Supplied data:
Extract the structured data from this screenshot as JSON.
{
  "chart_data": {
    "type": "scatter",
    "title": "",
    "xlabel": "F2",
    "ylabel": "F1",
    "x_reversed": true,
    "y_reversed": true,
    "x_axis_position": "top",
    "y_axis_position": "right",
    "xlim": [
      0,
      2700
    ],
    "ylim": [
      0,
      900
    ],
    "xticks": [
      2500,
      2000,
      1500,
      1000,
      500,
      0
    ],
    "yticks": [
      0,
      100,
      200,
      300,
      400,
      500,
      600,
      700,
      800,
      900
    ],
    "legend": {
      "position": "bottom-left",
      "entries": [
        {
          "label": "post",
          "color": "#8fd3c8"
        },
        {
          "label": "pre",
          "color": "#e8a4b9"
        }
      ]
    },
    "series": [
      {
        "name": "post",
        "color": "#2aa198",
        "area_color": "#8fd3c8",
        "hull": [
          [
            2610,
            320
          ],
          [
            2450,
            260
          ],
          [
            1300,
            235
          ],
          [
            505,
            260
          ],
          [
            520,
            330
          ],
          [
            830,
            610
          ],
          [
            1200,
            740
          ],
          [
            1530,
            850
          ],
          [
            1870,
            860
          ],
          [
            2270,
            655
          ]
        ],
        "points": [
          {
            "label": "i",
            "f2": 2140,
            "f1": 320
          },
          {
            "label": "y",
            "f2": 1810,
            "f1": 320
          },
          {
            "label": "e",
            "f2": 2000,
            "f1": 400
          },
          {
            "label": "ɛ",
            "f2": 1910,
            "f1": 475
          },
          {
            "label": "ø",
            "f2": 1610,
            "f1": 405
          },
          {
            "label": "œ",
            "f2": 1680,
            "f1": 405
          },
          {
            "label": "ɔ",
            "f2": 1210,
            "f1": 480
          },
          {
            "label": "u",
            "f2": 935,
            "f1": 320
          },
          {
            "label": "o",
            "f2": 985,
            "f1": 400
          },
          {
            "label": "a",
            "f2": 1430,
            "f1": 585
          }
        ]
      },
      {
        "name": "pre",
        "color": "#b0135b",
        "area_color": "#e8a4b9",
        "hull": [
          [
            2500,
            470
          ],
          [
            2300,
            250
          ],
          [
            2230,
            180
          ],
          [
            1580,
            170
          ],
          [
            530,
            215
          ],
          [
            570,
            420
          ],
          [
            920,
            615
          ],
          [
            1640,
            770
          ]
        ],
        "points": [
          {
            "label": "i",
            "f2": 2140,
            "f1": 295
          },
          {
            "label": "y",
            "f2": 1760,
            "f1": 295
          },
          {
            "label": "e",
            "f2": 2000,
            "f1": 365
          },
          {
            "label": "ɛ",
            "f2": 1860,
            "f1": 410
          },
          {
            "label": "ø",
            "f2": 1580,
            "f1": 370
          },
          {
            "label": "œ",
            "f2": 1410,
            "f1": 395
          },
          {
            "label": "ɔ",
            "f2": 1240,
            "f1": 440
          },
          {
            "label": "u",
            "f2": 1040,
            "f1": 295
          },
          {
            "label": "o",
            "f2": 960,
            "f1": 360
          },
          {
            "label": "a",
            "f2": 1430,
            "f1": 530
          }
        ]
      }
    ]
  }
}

What the task asks: Each record should come back exactly as written.

Correct answer:
Extract the structured data from this screenshot as JSON.
{
  "chart_data": {
    "type": "scatter",
    "title": "",
    "xlabel": "F2",
    "ylabel": "F1",
    "x_reversed": true,
    "y_reversed": true,
    "x_axis_position": "top",
    "y_axis_position": "right",
    "xlim": [
      0,
      2700
    ],
    "ylim": [
      0,
      900
    ],
    "xticks": [
      2500,
      2000,
      1500,
      1000,
      500,
      0
    ],
    "yticks": [
      0,
      100,
      200,
      300,
      400,
      500,
      600,
      700,
      800,
      900
    ],
    "legend": {
      "position": "bottom-left",
      "entries": [
        {
          "label": "post",
          "color": "#8fd3c8"
        },
        {
          "label": "pre",
          "color": "#e8a4b9"
        }
      ]
    },
    "series": [
      {
        "name": "post",
        "color": "#2aa198",
        "area_color": "#8fd3c8",
        "hull": [
          [
            2610,
            320
          ],
          [
            2450,
            260
          ],
          [
            1300,
            235
          ],
          [
            505,
            260
          ],
          [
            520,
            330
          ],
          [
            830,
            610
          ],
          [
            1200,
            740
          ],
          [
            1530,
            850
          ],
          [
            1870,
            860
          ],
          [
            2270,
            655
          ]
        ],
        "points": [
          {
            "label": "i",
            "f2": 2140,
            "f1": 320
          },
          {
            "label": "y",
            "f2": 1810,
            "f1": 320
          },
          {
            "label": "e",
            "f2": 2000,
            "f1": 400
          },
          {
            "label": "ɛ",
            "f2": 1910,
            "f1": 475
          },
          {
            "label": "ø",
            "f2": 1610,
            "f1": 405
          },
          {
            "label": "œ",
            "f2": 1680,
            "f1": 405
          },
          {
            "label": "ɔ",
            "f2": 1210,
            "f1": 480
          },
          {
            "label": "u",
            "f2": 935,
            "f1": 320
          },
          {
            "label": "o",
            "f2": 985,
            "f1": 400
          },
          {
            "label": "a",
            "f2": 1430,
            "f1": 585
          }
        ]
      },
      {
        "name": "pre",
        "color": "#b0135b",
        "area_color": "#e8a4b9",
        "hull": [
          [
            2500,
            470
          ],
          [
            2300,
            250
          ],
          [
            2230,
            180
          ],
          [
            1580,
            170
          ],
          [
            530,
            215
          ],
          [
            570,
            420
          ],
          [
            920,
            615
          ],
          [
            1640,
            770
          ]
        ],
        "points": [
          {
            "label": "i",
            "f2": 2140,
            "f1": 295
          },
          {
            "label": "y",
            "f2": 1760,
            "f1": 295
          },
          {
            "label": "e",
            "f2": 2000,
            "f1": 365
          },
          {
            "label": "ɛ",
            "f2": 1860,
            "f1": 410
          },
          {
            "label": "ø",
            "f2": 1580,
            "f1": 370
          },
          {
            "label": "œ",
            "f2": 1410,
            "f1": 395
          },
          {
            "label": "ɔ",
            "f2": 1240,
            "f1": 440
          },
          {
            "label": "u",
            "f2": 1040,
            "f1": 295
          },
          {
            "label": "o",
            "f2": 960,
            "f1": 360
          },
          {
            "label": "a",
            "f2": 1430,
            "f1": 530
          }
        ]
      }
    ]
  }
}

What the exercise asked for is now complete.